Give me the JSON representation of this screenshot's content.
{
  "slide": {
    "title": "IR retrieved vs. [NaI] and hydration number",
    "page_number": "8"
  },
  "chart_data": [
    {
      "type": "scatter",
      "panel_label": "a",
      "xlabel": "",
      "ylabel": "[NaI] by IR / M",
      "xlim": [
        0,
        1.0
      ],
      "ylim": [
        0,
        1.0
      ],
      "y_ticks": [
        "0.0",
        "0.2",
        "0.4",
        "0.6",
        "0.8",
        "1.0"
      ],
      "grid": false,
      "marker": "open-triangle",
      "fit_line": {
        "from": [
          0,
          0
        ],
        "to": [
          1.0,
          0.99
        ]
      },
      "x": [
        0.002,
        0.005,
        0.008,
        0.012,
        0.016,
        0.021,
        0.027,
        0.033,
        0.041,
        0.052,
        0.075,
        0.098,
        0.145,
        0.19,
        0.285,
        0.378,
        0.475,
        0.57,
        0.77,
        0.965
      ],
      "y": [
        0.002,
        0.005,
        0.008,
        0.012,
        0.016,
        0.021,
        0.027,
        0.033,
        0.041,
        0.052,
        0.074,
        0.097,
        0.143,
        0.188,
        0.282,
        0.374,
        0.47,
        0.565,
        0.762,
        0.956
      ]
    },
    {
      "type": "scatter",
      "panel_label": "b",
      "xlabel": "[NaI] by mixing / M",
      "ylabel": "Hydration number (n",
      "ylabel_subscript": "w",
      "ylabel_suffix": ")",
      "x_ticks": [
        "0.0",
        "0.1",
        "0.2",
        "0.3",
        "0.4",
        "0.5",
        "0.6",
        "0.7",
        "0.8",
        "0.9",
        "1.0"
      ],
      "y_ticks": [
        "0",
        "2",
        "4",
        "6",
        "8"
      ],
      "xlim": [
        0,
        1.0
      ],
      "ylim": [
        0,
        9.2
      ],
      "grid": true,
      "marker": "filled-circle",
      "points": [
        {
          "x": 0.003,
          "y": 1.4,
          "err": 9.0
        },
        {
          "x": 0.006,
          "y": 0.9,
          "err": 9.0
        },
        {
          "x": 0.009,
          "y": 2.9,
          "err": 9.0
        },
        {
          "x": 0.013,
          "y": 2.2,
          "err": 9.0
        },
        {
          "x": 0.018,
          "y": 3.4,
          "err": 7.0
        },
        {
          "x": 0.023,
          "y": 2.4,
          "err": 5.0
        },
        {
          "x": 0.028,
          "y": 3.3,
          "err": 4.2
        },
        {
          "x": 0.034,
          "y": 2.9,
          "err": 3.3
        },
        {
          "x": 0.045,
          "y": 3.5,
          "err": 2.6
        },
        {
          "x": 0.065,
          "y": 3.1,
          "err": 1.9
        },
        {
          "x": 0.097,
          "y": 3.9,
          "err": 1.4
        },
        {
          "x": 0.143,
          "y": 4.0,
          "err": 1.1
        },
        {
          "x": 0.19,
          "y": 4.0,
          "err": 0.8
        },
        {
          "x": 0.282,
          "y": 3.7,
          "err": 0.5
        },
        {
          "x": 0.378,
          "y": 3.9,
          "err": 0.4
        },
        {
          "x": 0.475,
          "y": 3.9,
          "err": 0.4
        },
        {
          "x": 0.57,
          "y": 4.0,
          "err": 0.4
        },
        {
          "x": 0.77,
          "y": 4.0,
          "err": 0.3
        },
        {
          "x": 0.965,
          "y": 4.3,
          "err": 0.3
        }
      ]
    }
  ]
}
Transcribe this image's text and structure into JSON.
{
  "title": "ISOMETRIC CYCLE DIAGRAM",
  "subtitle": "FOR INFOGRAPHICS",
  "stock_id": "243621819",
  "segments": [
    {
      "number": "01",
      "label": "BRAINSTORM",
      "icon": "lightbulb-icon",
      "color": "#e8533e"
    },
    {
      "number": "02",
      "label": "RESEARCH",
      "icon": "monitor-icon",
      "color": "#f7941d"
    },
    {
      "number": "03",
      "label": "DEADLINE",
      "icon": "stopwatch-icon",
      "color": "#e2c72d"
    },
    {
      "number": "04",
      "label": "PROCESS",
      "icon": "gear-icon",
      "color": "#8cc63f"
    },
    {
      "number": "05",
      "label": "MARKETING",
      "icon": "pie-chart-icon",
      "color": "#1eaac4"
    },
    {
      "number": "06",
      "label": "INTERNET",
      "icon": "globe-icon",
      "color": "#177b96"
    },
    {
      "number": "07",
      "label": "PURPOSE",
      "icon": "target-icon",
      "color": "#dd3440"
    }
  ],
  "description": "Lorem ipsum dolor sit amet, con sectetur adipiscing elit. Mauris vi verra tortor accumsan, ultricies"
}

_Stated problem_
Make an exact copy of all the data.

_Answer to this task_
Give me the JSON representation of this screenshot's content.
{
  "slide": {
    "title": "IR retrieved vs. [NaI] and hydration number",
    "page_number": "8"
  },
  "chart_data": [
    {
      "type": "scatter",
      "panel_label": "a",
      "xlabel": "",
      "ylabel": "[NaI] by IR / M",
      "xlim": [
        0,
        1.0
      ],
      "ylim": [
        0,
        1.0
      ],
      "y_ticks": [
        "0.0",
        "0.2",
        "0.4",
        "0.6",
        "0.8",
        "1.0"
      ],
      "grid": false,
      "marker": "open-triangle",
      "fit_line": {
        "from": [
          0,
          0
        ],
        "to": [
          1.0,
          0.99
        ]
      },
      "x": [
        0.002,
        0.005,
        0.008,
        0.012,
        0.016,
        0.021,
        0.027,
        0.033,
        0.041,
        0.052,
        0.075,
        0.098,
        0.145,
        0.19,
        0.285,
        0.378,
        0.475,
        0.57,
        0.77,
        0.965
      ],
      "y": [
        0.002,
        0.005,
        0.008,
        0.012,
        0.016,
        0.021,
        0.027,
        0.033,
        0.041,
        0.052,
        0.074,
        0.097,
        0.143,
        0.188,
        0.282,
        0.374,
        0.47,
        0.565,
        0.762,
        0.956
      ]
    },
    {
      "type": "scatter",
      "panel_label": "b",
      "xlabel": "[NaI] by mixing / M",
      "ylabel": "Hydration number (n",
      "ylabel_subscript": "w",
      "ylabel_suffix": ")",
      "x_ticks": [
        "0.0",
        "0.1",
        "0.2",
        "0.3",
        "0.4",
        "0.5",
        "0.6",
        "0.7",
        "0.8",
        "0.9",
        "1.0"
      ],
      "y_ticks": [
        "0",
        "2",
        "4",
        "6",
        "8"
      ],
      "xlim": [
        0,
        1.0
      ],
      "ylim": [
        0,
        9.2
      ],
      "grid": true,
      "marker": "filled-circle",
      "points": [
        {
          "x": 0.003,
          "y": 1.4,
          "err": 9.0
        },
        {
          "x": 0.006,
          "y": 0.9,
          "err": 9.0
        },
        {
          "x": 0.009,
          "y": 2.9,
          "err": 9.0
        },
        {
          "x": 0.013,
          "y": 2.2,
          "err": 9.0
        },
        {
          "x": 0.018,
          "y": 3.4,
          "err": 7.0
        },
        {
          "x": 0.023,
          "y": 2.4,
          "err": 5.0
        },
        {
          "x": 0.028,
          "y": 3.3,
          "err": 4.2
        },
        {
          "x": 0.034,
          "y": 2.9,
          "err": 3.3
        },
        {
          "x": 0.045,
          "y": 3.5,
          "err": 2.6
        },
        {
          "x": 0.065,
          "y": 3.1,
          "err": 1.9
        },
        {
          "x": 0.097,
          "y": 3.9,
          "err": 1.4
        },
        {
          "x": 0.143,
          "y": 4.0,
          "err": 1.1
        },
        {
          "x": 0.19,
          "y": 4.0,
          "err": 0.8
        },
        {
          "x": 0.282,
          "y": 3.7,
          "err": 0.5
        },
        {
          "x": 0.378,
          "y": 3.9,
          "err": 0.4
        },
        {
          "x": 0.475,
          "y": 3.9,
          "err": 0.4
        },
        {
          "x": 0.57,
          "y": 4.0,
          "err": 0.4
        },
        {
          "x": 0.77,
          "y": 4.0,
          "err": 0.3
        },
        {
          "x": 0.965,
          "y": 4.3,
          "err": 0.3
        }
      ]
    }
  ]
}
Transcribe this image's text and structure into JSON.
{
  "title": "ISOMETRIC CYCLE DIAGRAM",
  "subtitle": "FOR INFOGRAPHICS",
  "stock_id": "243621819",
  "segments": [
    {
      "number": "01",
      "label": "BRAINSTORM",
      "icon": "lightbulb-icon",
      "color": "#e8533e"
    },
    {
      "number": "02",
      "label": "RESEARCH",
      "icon": "monitor-icon",
      "color": "#f7941d"
    },
    {
      "number": "03",
      "label": "DEADLINE",
      "icon": "stopwatch-icon",
      "color": "#e2c72d"
    },
    {
      "number": "04",
      "label": "PROCESS",
      "icon": "gear-icon",
      "color": "#8cc63f"
    },
    {
      "number": "05",
      "label": "MARKETING",
      "icon": "pie-chart-icon",
      "color": "#1eaac4"
    },
    {
      "number": "06",
      "label": "INTERNET",
      "icon": "globe-icon",
      "color": "#177b96"
    },
    {
      "number": "07",
      "label": "PURPOSE",
      "icon": "target-icon",
      "color": "#dd3440"
    }
  ],
  "description": "Lorem ipsum dolor sit amet, con sectetur adipiscing elit. Mauris vi verra tortor accumsan, ultricies"
}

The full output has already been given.